## Provided text:
----------------

Is there an algorithm to find the roots of high-order polynomials?

It is not generally possible to determine the roots of a polynomial whose grade is bigger than 4 in terms of roots and basic operations. But I heard, that it is possible to give a criteria whether a polynomial has such a solution. For instance, Wikipedia tells, that the roots of a polynomial of degree 5 are expressable in terms of roots and basic operations, if it is representable in the form

$$x^5 + \frac{5\mu^4(4\nu + 3)}{\nu^2 + 1}x + \frac{4\mu^5(2\nu + 1)(4\nu + 3)}{\nu^2 + 1} = 0,$$

where $\mu$ and $\nu$ are rational numbers.

Is it, given the case that the polynomials roots are expressable in such a form, possible to give an algorithm that computes the solution in this form?

I am not an expert on that topic, just a student who is interested in maths.

----------------

## Record excerpts:
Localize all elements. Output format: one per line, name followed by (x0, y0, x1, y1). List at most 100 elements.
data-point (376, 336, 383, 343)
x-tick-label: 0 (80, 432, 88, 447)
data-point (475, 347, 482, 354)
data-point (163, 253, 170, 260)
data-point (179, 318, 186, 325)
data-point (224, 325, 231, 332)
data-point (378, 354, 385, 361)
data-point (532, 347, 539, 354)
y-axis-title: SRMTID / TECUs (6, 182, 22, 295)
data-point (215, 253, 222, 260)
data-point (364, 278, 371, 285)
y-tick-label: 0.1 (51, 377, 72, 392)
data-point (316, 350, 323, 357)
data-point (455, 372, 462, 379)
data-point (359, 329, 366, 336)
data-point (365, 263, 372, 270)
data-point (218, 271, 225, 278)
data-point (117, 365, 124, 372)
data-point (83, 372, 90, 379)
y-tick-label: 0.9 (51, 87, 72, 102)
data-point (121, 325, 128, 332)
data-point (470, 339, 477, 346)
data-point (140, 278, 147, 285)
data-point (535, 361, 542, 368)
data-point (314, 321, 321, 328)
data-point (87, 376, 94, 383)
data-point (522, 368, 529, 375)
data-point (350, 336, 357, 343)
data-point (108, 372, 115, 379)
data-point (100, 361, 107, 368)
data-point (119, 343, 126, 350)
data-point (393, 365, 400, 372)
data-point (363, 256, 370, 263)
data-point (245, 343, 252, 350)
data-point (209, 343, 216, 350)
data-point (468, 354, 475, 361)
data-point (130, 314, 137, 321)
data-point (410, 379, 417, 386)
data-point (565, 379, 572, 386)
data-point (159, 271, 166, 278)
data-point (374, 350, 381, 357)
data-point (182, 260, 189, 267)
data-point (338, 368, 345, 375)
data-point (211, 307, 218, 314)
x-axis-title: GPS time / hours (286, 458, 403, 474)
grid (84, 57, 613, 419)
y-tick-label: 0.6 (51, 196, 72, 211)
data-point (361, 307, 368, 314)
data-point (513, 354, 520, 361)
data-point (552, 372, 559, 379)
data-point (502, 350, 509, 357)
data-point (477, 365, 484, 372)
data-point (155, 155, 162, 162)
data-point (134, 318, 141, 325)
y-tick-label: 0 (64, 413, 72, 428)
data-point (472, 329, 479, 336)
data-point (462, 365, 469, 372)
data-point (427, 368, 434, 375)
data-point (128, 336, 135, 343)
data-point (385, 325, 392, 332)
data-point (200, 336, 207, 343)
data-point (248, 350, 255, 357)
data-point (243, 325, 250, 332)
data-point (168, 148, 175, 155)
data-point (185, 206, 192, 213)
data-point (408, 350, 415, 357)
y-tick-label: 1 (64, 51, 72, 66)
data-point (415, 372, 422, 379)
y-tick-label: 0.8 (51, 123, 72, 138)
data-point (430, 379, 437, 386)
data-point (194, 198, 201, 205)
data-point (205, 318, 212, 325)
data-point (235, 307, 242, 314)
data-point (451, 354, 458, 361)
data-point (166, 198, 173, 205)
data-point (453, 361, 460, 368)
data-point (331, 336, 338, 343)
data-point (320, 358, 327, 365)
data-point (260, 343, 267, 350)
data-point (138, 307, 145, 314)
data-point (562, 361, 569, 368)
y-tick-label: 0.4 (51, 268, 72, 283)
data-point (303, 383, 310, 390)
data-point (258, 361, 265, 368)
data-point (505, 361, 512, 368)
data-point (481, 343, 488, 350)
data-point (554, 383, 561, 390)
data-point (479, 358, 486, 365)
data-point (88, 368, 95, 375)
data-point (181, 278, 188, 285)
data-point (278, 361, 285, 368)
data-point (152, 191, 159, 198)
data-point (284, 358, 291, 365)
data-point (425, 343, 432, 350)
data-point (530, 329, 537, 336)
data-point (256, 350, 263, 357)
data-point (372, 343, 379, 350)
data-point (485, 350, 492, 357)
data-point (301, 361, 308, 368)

----------------

## Tasks to complete:
A: Please answer these about the forum post on polynomial roots:
(i) Above what degree does the post say roots cannot generally be expressed with roots and basic operations?
(ii) What kind of numbers must $\mu$ and $\nu$ be?
(iii) How does the author describe their own background?
B: Quote the forum post on polynomial roots from "Is there an" to "in this form?".

## Answers below:
A:
(i) Degree bigger than 4.
(ii) Rational numbers.
(iii) A student interested in maths, not an expert on the topic.

B:
Is there an algorithm to find the roots of high-order polynomials?

It is not generally possible to determine the roots of a polynomial whose grade is bigger than 4 in terms of roots and basic operations. But I heard, that it is possible to give a criteria whether a polynomial has such a solution. For instance, Wikipedia tells, that the roots of a polynomial of degree 5 are expressable in terms of roots and basic operations, if it is representable in the form

$$x^5 + \frac{5\mu^4(4\nu + 3)}{\nu^2 + 1}x + \frac{4\mu^5(2\nu + 1)(4\nu + 3)}{\nu^2 + 1} = 0,$$

where $\mu$ and $\nu$ are rational numbers.

Is it, given the case that the polynomials roots are expressable in such a form, possible to give an algorithm that computes the solution in this form?